## [PASSAGE TO READ]
_ _ _

The question of Michihunter's poll was "who thinks hunter safety should be a requirement for hunting period". 

Senate Bill 1105 would create an apprentice hunting license, where an individual can hunt without having taken hunters safety if they're under the direction of a licensed mentoring hunter. The organizations I listed support this initiative. The legislation has passed the house and senate, and is on its way to the governors desk. 

It doesn't mean that anyone's against hunters safety, but instead that it would no longer be a prerequisite to getting started. The parent can choose whether the child takes hunter safety first, or instead begins with hands on experience, and then takes the course. The course would still be required after a maximum of two years hunting under an apprentice license.

Michihunter, sorry for screwing up your request for this to be a simple yes or no poll. I just felt that it would be helpful to answer Burksee's question.


----------



## Buddy Ed (Aug 11, 2005)

Yes.


----------



## D_Hunter (Aug 22, 2004)

Yuppers


----------



## omega58 (Sep 3, 2003)

pescadero said:


> Was it actually made reasonably difficult? Because when I took it back in the 80's it was beyond easy.
> 
> 
> 
> ...



The test has a written portion and a field portion now. . .you must pass both.


----------



## pescadero (Mar 31, 2006)

omega58 said:


> The test has a written portion and a field portion now. . .you must pass both.


That is wonderful to hear - what does the field portion require?

-- 
lp


----------



## Bwana (Sep 28, 2004)

No. I would rather see the Industry self-regulate similar to the SCUBA Industry. Standards would rise; more money would go to Private Industry and Safety would improve.


----------



## Ranger Ray (Mar 2, 2003)

Yes.


----------



## scandog (Apr 28, 2005)

No,
Not required.

_ _ _

Spatial layout data:
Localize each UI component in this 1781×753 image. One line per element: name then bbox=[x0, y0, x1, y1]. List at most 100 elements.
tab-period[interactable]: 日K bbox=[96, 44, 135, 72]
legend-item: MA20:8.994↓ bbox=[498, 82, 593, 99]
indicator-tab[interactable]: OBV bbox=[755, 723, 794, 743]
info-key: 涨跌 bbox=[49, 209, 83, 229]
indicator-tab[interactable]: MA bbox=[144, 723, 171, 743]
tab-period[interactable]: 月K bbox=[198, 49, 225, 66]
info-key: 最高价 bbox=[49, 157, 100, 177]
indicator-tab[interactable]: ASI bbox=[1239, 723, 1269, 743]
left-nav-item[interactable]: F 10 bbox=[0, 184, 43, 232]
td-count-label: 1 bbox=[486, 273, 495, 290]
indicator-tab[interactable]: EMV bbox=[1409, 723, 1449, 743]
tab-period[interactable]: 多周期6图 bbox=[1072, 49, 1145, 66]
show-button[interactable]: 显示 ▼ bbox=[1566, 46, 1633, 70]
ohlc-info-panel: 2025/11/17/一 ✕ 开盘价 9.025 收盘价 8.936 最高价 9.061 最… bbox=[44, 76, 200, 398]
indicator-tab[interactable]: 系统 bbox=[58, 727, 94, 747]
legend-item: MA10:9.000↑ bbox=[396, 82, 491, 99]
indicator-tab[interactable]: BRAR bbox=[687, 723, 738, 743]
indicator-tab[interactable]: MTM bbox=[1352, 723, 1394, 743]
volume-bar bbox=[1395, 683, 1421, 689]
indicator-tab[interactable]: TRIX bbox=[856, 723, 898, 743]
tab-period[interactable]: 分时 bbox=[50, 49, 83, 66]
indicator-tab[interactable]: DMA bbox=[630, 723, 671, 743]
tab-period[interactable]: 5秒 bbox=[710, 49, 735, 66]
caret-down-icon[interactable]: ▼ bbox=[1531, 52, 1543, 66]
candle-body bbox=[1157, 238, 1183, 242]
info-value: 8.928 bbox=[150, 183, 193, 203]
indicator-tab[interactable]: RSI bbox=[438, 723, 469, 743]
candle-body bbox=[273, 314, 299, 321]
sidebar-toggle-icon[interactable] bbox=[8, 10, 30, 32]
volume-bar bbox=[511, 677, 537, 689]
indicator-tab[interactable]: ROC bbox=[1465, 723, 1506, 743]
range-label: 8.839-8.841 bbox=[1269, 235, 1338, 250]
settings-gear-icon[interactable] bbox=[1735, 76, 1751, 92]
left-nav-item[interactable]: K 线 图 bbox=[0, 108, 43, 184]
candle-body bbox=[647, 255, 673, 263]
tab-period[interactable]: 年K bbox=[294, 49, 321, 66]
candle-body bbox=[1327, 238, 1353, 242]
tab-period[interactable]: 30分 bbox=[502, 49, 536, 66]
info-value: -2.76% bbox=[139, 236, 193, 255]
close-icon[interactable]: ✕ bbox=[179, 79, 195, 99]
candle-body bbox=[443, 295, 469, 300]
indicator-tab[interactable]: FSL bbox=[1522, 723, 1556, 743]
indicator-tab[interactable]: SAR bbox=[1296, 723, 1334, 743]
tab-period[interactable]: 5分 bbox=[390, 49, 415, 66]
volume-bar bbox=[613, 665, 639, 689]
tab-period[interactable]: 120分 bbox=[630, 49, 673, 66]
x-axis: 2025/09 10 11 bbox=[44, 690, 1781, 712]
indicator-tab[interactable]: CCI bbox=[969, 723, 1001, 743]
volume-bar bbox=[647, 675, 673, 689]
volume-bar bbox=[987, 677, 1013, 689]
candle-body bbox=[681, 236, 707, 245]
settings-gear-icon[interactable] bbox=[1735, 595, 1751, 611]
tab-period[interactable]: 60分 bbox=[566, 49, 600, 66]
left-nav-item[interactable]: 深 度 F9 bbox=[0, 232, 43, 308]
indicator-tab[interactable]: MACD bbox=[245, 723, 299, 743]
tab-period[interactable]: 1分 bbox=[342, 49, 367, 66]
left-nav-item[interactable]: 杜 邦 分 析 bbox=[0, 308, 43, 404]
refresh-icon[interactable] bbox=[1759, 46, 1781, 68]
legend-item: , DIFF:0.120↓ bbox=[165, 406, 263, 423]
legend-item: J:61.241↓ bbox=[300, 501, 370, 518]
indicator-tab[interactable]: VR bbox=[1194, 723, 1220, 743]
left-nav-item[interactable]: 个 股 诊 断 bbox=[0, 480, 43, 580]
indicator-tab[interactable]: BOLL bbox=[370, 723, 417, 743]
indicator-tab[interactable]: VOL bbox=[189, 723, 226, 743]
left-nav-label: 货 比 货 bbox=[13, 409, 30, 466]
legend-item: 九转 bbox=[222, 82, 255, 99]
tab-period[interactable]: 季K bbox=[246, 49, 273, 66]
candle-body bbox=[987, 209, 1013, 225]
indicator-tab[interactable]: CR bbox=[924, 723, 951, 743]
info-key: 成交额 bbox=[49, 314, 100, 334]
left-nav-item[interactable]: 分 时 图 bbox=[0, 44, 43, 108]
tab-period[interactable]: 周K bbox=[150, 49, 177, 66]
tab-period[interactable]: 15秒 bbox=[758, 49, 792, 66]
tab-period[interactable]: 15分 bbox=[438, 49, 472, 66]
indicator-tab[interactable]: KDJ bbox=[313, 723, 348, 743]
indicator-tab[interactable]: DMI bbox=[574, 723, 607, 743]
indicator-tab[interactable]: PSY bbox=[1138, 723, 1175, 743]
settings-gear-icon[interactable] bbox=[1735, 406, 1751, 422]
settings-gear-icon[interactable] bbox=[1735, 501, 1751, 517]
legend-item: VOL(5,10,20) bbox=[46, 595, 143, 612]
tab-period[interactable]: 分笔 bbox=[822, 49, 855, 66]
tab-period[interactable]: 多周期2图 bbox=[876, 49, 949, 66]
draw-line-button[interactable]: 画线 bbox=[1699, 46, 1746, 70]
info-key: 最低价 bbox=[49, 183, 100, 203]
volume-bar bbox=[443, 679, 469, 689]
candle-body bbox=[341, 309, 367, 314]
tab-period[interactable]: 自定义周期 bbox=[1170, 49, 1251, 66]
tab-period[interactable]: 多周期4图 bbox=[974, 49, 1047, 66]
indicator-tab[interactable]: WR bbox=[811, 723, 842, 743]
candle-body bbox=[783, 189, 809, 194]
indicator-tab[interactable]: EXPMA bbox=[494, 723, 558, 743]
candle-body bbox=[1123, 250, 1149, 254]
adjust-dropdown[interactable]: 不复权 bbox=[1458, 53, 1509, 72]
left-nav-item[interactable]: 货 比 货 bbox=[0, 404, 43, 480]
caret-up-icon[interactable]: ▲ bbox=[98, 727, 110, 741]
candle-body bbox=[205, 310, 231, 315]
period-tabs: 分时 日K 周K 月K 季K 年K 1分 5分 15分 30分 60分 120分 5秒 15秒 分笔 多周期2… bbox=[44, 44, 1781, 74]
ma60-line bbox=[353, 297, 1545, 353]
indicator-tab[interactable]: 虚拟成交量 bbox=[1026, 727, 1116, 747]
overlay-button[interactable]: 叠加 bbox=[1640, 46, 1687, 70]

_ _ _

## [SHORT TASK 1]
According to the hunter safety forum thread, after how long hunting under an apprentice license would the hunter safety course still be required?
## [SHORT TASK 2]
Write the next part of the hunter safety forum thread, starting after its final post.

## [TASK ANSWER 1]
After a maximum of two years.

## [TASK ANSWER 2]
We need to get this bill passed without all the in fighting. Once in place, we can go back and make the correct adjustments later.


----------



## Linda G. (Mar 28, 2002)

I vote yes...someone should send this entire thread to the governor now, it passed the House and is on her desk. I can't believe it's gotten this far, but you have to remember, folks, it's all about money these days, to heck with the quality of the hunt, ethics, conservation, and safety. 

I think this is simply a desperate move to gain more license dollars...therefore, in the eyes of the big conservation orgs, more memberships. 

Phooey...I think anyone who is concerned enough to become a member of NWTF, MUCC, etc., will also be concerned enough to take a Hunter's Safety course. 

I don't think 1105 will do anything to help the membership of these groups, or to improve hunting in general. It will just put more idiots in the field. 

I'm all for a type of Hunter's Safety for adults that doesn't require them to be in a classroom full of 10 year olds, which is the complaint of a lot of people who haven't taken HS-but I'm against putting people in the field, regardless of who they are with, with a firearm without any training.


----------



## FireDoc66 (Oct 9, 2005)

Yes.


----------



## hitechman (Feb 25, 2002)

*MOST DEFINITELY!*

Steve


----------



## WinMag (Dec 19, 2004)

November Sunrise said:


> ...Senate Bill 1105 would create an apprentice hunting license, where an individual can hunt without having taken hunters safety if they're under the direction of a licensed mentoring hunter...


Good idea, but I see opportunities for abuse and I hope people don't abuse the privilege.


----------



## WinMag (Dec 19, 2004)

Yeah.


----------



## Ferris_StateHunter (Apr 24, 2006)

Yes... sorry to ruin the simplicity of this... but if we had a law that said no.. I will never ever leave the safety of my 120 acres on on opening day of gun season, no matter which buddy asks me to go...

I


----------



## Michihunter (Jan 8, 2003)

Well the results are in and the "yeahs" have it by a vote of 38-4 or a bit over 90%. Think anyone will listen to hunter opinion over there in Lansing?


----------



## dongiese (Jun 10, 2002)

hitechman said:


> *MOST DEFINITELY!*


----------



## JAG (Aug 19, 2005)

Yeah!!!!!!


----------



## A.M. General (May 3, 2001)

Definitely YES!


----------



## devo024 (Nov 10, 2005)

A big YES here, and when my boy who is 5 takes it, Im gonna go back and take it again with him. Some good bonding time, and I can stress the important parts to him over again. He keeps telling me he cant wait until he can go deer hunting with me, but he wont eat venison. So I keep telling him until he is ready to eat it, he cant shoot it.


----------



## wingshoot (Mar 25, 2004)

Yes, Absolutely...


----------



## sullyxlh (Oct 28, 2004)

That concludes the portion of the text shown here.